• Task requirements: List each line of the data that holds the string "have".

• Extracted information:
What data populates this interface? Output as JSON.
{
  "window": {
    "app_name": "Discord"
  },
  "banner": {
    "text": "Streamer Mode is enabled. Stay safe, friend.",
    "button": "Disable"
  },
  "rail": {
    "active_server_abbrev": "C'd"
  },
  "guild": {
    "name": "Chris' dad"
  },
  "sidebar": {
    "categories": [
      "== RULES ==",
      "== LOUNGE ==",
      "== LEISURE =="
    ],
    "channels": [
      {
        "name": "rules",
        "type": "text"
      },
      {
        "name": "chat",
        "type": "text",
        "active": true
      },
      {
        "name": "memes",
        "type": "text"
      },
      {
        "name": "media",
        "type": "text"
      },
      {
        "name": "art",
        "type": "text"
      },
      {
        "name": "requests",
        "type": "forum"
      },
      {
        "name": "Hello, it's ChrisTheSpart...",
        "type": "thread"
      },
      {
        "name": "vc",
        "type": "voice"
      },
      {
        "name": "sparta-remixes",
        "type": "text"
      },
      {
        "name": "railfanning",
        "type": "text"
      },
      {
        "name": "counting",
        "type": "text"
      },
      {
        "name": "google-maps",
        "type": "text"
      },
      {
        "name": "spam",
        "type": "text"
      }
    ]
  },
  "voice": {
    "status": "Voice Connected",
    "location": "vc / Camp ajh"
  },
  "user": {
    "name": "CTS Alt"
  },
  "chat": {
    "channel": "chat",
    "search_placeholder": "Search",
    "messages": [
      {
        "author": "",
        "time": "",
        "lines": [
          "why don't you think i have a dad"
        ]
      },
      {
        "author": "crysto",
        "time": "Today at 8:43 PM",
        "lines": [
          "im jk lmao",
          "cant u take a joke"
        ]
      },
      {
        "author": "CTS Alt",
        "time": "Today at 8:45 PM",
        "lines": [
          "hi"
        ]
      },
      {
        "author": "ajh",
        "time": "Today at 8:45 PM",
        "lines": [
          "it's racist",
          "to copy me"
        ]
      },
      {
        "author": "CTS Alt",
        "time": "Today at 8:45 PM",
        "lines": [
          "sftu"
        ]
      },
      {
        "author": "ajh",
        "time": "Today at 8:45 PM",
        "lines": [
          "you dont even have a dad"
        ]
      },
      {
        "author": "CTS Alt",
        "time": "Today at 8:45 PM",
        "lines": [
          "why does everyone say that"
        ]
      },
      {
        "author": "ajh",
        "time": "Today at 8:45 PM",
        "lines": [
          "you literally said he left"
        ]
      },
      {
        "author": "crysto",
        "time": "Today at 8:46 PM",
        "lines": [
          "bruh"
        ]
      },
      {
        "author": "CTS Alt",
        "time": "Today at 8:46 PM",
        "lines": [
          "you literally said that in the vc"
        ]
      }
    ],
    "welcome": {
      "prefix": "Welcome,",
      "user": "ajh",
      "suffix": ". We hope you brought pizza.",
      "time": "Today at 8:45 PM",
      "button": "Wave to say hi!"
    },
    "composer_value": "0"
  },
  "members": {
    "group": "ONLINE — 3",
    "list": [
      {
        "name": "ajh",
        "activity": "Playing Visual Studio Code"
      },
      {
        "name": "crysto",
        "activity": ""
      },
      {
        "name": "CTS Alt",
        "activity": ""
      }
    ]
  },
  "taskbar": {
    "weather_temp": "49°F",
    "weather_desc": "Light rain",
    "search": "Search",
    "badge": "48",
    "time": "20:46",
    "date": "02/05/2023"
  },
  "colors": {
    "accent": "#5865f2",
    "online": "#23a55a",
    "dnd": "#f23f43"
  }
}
==
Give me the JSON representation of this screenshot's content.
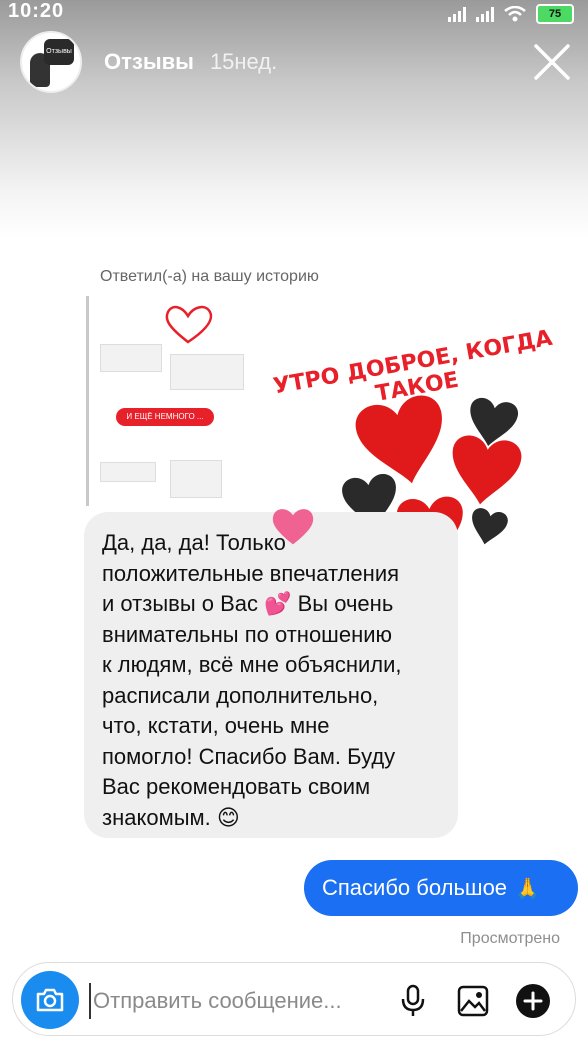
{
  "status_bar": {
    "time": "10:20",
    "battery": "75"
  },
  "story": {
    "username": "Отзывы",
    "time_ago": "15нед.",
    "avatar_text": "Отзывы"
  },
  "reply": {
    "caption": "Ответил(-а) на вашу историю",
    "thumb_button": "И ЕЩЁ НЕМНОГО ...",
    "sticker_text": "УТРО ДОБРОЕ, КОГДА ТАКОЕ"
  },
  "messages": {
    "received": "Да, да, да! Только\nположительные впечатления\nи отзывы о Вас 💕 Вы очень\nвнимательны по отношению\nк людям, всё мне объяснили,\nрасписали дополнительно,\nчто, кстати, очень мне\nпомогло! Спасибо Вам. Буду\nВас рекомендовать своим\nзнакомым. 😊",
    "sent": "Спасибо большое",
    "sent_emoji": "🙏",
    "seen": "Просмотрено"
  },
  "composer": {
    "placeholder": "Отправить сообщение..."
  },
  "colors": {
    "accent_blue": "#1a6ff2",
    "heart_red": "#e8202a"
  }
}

• Response:
          "why don't you think i have a dad"
          "you dont even have a dad"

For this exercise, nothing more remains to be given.